-- BEGIN Material to process --

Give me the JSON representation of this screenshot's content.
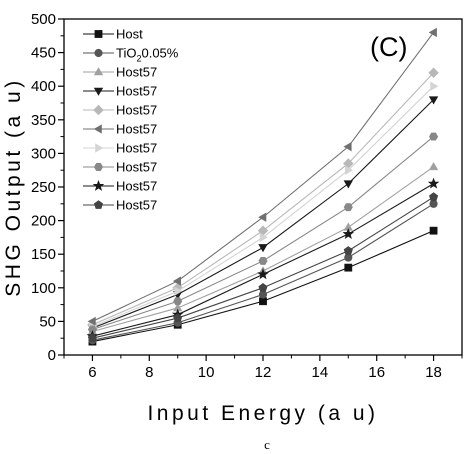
{
  "chart_data": {
    "type": "line",
    "panel_label": "(C)",
    "caption": "c",
    "xlabel": "Input Energy (a u)",
    "ylabel": "SHG Output (a u)",
    "xlim": [
      5,
      19
    ],
    "ylim": [
      0,
      500
    ],
    "xticks": [
      "6",
      "8",
      "10",
      "12",
      "14",
      "16",
      "18"
    ],
    "yticks": [
      "0",
      "50",
      "100",
      "150",
      "200",
      "250",
      "300",
      "350",
      "400",
      "450",
      "500"
    ],
    "x": [
      6,
      9,
      12,
      15,
      18
    ],
    "legend_position": "top-left",
    "grid": false,
    "series": [
      {
        "name": "Host",
        "legend_main": "Host",
        "legend_sub": "",
        "legend_tail": "",
        "marker": "square",
        "color": "#111111",
        "values": [
          20,
          45,
          80,
          130,
          185
        ]
      },
      {
        "name": "TiO2 0.05%",
        "legend_main": "TiO",
        "legend_sub": "2",
        "legend_tail": "0.05%",
        "marker": "circle",
        "color": "#555555",
        "values": [
          22,
          48,
          90,
          145,
          225
        ]
      },
      {
        "name": "Host57",
        "legend_main": "Host57",
        "legend_sub": "",
        "legend_tail": "",
        "marker": "triangle-up",
        "color": "#a0a0a0",
        "values": [
          35,
          70,
          125,
          190,
          280
        ]
      },
      {
        "name": "Host57",
        "legend_main": "Host57",
        "legend_sub": "",
        "legend_tail": "",
        "marker": "triangle-down",
        "color": "#1a1a1a",
        "values": [
          40,
          90,
          160,
          255,
          380
        ]
      },
      {
        "name": "Host57",
        "legend_main": "Host57",
        "legend_sub": "",
        "legend_tail": "",
        "marker": "diamond",
        "color": "#b8b8b8",
        "values": [
          45,
          100,
          185,
          285,
          420
        ]
      },
      {
        "name": "Host57",
        "legend_main": "Host57",
        "legend_sub": "",
        "legend_tail": "",
        "marker": "triangle-left",
        "color": "#707070",
        "values": [
          50,
          110,
          205,
          310,
          480
        ]
      },
      {
        "name": "Host57",
        "legend_main": "Host57",
        "legend_sub": "",
        "legend_tail": "",
        "marker": "triangle-right",
        "color": "#d4d4d4",
        "values": [
          42,
          95,
          175,
          275,
          400
        ]
      },
      {
        "name": "Host57",
        "legend_main": "Host57",
        "legend_sub": "",
        "legend_tail": "",
        "marker": "hexagon",
        "color": "#888888",
        "values": [
          38,
          80,
          140,
          220,
          325
        ]
      },
      {
        "name": "Host57",
        "legend_main": "Host57",
        "legend_sub": "",
        "legend_tail": "",
        "marker": "star",
        "color": "#1a1a1a",
        "values": [
          28,
          60,
          120,
          180,
          255
        ]
      },
      {
        "name": "Host57",
        "legend_main": "Host57",
        "legend_sub": "",
        "legend_tail": "",
        "marker": "pentagon",
        "color": "#444444",
        "values": [
          25,
          55,
          100,
          155,
          235
        ]
      }
    ]
  }
}
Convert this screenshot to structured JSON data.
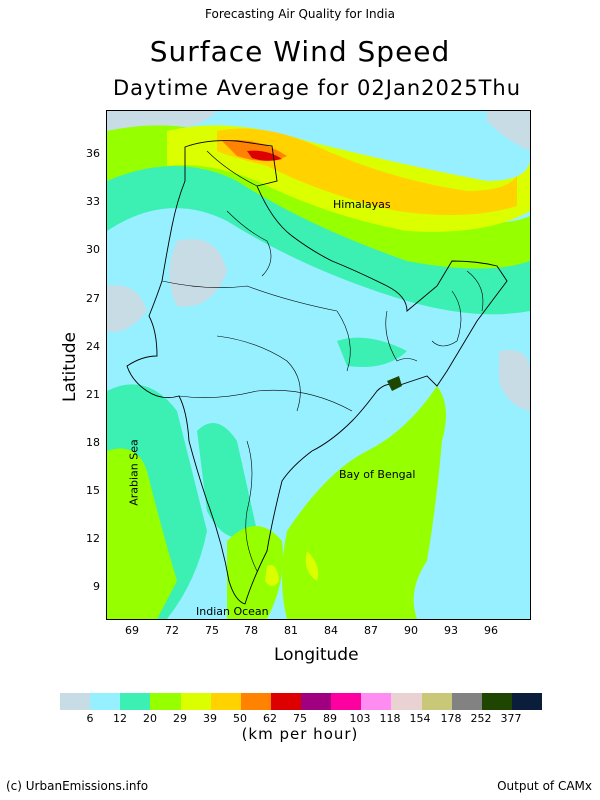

-- END Material to process --

**To do**
In the listing, find all lines with the string "color" and copy them.

**Solution to this task**
        "color": "#111111",
        "color": "#555555",
        "color": "#a0a0a0",
        "color": "#1a1a1a",
        "color": "#b8b8b8",
        "color": "#707070",
        "color": "#d4d4d4",
        "color": "#888888",
        "color": "#1a1a1a",
        "color": "#444444",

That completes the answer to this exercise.